**TASK STATEMENT:** All of the material below is to be repeated exactly.

**Lines of data:**

-- BEGIN --

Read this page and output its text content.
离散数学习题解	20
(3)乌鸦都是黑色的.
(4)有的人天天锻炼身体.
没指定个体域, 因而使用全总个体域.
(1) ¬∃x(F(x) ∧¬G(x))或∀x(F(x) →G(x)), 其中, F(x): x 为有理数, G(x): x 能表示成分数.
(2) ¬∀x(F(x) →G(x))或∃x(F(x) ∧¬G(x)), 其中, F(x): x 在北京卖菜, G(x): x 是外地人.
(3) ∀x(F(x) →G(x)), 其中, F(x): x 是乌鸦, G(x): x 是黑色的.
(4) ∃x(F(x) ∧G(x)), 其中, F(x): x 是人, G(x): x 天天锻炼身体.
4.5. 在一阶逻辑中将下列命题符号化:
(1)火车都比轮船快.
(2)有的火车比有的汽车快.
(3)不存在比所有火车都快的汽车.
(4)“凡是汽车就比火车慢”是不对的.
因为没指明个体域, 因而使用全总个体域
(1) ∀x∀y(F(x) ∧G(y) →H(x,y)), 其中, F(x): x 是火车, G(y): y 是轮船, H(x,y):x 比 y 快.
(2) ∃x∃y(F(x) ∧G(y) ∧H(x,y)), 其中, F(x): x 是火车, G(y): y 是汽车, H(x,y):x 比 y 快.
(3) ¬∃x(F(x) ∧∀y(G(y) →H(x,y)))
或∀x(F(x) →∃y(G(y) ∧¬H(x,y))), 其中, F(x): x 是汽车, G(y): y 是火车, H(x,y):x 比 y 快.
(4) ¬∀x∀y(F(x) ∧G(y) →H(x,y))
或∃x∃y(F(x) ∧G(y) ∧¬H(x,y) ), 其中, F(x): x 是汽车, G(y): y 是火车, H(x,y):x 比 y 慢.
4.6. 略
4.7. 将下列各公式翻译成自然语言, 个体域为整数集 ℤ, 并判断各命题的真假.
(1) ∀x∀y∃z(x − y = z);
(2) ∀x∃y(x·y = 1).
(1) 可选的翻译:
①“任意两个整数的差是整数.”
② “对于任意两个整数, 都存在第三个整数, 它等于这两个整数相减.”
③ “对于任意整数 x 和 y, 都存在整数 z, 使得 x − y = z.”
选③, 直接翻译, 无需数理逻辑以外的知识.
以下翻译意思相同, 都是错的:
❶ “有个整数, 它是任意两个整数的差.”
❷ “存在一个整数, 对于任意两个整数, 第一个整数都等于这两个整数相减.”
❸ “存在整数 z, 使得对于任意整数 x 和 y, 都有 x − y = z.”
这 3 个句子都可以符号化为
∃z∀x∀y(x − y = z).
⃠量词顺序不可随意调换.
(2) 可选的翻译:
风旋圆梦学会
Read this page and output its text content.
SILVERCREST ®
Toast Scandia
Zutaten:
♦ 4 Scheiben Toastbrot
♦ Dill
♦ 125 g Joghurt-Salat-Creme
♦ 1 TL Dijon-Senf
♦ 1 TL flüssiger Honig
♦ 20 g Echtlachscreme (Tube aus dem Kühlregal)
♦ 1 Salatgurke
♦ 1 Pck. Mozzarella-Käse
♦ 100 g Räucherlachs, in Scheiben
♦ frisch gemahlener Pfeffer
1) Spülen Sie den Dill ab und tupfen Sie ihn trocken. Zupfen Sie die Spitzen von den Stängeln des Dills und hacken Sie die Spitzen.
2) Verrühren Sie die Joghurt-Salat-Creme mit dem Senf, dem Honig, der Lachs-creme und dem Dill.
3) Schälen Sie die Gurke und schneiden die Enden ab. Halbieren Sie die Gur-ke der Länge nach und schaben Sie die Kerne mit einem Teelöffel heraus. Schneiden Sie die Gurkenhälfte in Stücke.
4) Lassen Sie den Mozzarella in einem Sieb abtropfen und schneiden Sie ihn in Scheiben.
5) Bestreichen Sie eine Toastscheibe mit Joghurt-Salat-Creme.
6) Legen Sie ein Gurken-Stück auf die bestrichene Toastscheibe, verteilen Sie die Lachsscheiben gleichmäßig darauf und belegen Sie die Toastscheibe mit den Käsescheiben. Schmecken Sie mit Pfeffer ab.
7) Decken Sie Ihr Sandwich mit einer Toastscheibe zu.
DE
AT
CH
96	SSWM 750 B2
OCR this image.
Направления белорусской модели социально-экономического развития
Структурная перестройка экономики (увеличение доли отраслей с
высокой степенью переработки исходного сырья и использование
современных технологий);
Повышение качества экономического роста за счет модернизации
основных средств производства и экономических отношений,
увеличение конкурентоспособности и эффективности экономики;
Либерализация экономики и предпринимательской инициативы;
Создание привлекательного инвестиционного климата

-- END --

**SOLUTION TO THIS PROBLEM:**
Read this page and output its text content.
离散数学习题解	20
(3)乌鸦都是黑色的.
(4)有的人天天锻炼身体.
没指定个体域, 因而使用全总个体域.
(1) ¬∃x(F(x) ∧¬G(x))或∀x(F(x) →G(x)), 其中, F(x): x 为有理数, G(x): x 能表示成分数.
(2) ¬∀x(F(x) →G(x))或∃x(F(x) ∧¬G(x)), 其中, F(x): x 在北京卖菜, G(x): x 是外地人.
(3) ∀x(F(x) →G(x)), 其中, F(x): x 是乌鸦, G(x): x 是黑色的.
(4) ∃x(F(x) ∧G(x)), 其中, F(x): x 是人, G(x): x 天天锻炼身体.
4.5. 在一阶逻辑中将下列命题符号化:
(1)火车都比轮船快.
(2)有的火车比有的汽车快.
(3)不存在比所有火车都快的汽车.
(4)“凡是汽车就比火车慢”是不对的.
因为没指明个体域, 因而使用全总个体域
(1) ∀x∀y(F(x) ∧G(y) →H(x,y)), 其中, F(x): x 是火车, G(y): y 是轮船, H(x,y):x 比 y 快.
(2) ∃x∃y(F(x) ∧G(y) ∧H(x,y)), 其中, F(x): x 是火车, G(y): y 是汽车, H(x,y):x 比 y 快.
(3) ¬∃x(F(x) ∧∀y(G(y) →H(x,y)))
或∀x(F(x) →∃y(G(y) ∧¬H(x,y))), 其中, F(x): x 是汽车, G(y): y 是火车, H(x,y):x 比 y 快.
(4) ¬∀x∀y(F(x) ∧G(y) →H(x,y))
或∃x∃y(F(x) ∧G(y) ∧¬H(x,y) ), 其中, F(x): x 是汽车, G(y): y 是火车, H(x,y):x 比 y 慢.
4.6. 略
4.7. 将下列各公式翻译成自然语言, 个体域为整数集 ℤ, 并判断各命题的真假.
(1) ∀x∀y∃z(x − y = z);
(2) ∀x∃y(x·y = 1).
(1) 可选的翻译:
①“任意两个整数的差是整数.”
② “对于任意两个整数, 都存在第三个整数, 它等于这两个整数相减.”
③ “对于任意整数 x 和 y, 都存在整数 z, 使得 x − y = z.”
选③, 直接翻译, 无需数理逻辑以外的知识.
以下翻译意思相同, 都是错的:
❶ “有个整数, 它是任意两个整数的差.”
❷ “存在一个整数, 对于任意两个整数, 第一个整数都等于这两个整数相减.”
❸ “存在整数 z, 使得对于任意整数 x 和 y, 都有 x − y = z.”
这 3 个句子都可以符号化为
∃z∀x∀y(x − y = z).
⃠量词顺序不可随意调换.
(2) 可选的翻译:
风旋圆梦学会
Read this page and output its text content.
SILVERCREST ®
Toast Scandia
Zutaten:
♦ 4 Scheiben Toastbrot
♦ Dill
♦ 125 g Joghurt-Salat-Creme
♦ 1 TL Dijon-Senf
♦ 1 TL flüssiger Honig
♦ 20 g Echtlachscreme (Tube aus dem Kühlregal)
♦ 1 Salatgurke
♦ 1 Pck. Mozzarella-Käse
♦ 100 g Räucherlachs, in Scheiben
♦ frisch gemahlener Pfeffer
1) Spülen Sie den Dill ab und tupfen Sie ihn trocken. Zupfen Sie die Spitzen von den Stängeln des Dills und hacken Sie die Spitzen.
2) Verrühren Sie die Joghurt-Salat-Creme mit dem Senf, dem Honig, der Lachs-creme und dem Dill.
3) Schälen Sie die Gurke und schneiden die Enden ab. Halbieren Sie die Gur-ke der Länge nach und schaben Sie die Kerne mit einem Teelöffel heraus. Schneiden Sie die Gurkenhälfte in Stücke.
4) Lassen Sie den Mozzarella in einem Sieb abtropfen und schneiden Sie ihn in Scheiben.
5) Bestreichen Sie eine Toastscheibe mit Joghurt-Salat-Creme.
6) Legen Sie ein Gurken-Stück auf die bestrichene Toastscheibe, verteilen Sie die Lachsscheiben gleichmäßig darauf und belegen Sie die Toastscheibe mit den Käsescheiben. Schmecken Sie mit Pfeffer ab.
7) Decken Sie Ihr Sandwich mit einer Toastscheibe zu.
DE
AT
CH
96	SSWM 750 B2
OCR this image.
Направления белорусской модели социально-экономического развития
Структурная перестройка экономики (увеличение доли отраслей с
высокой степенью переработки исходного сырья и использование
современных технологий);
Повышение качества экономического роста за счет модернизации
основных средств производства и экономических отношений,
увеличение конкурентоспособности и эффективности экономики;
Либерализация экономики и предпринимательской инициативы;
Создание привлекательного инвестиционного климата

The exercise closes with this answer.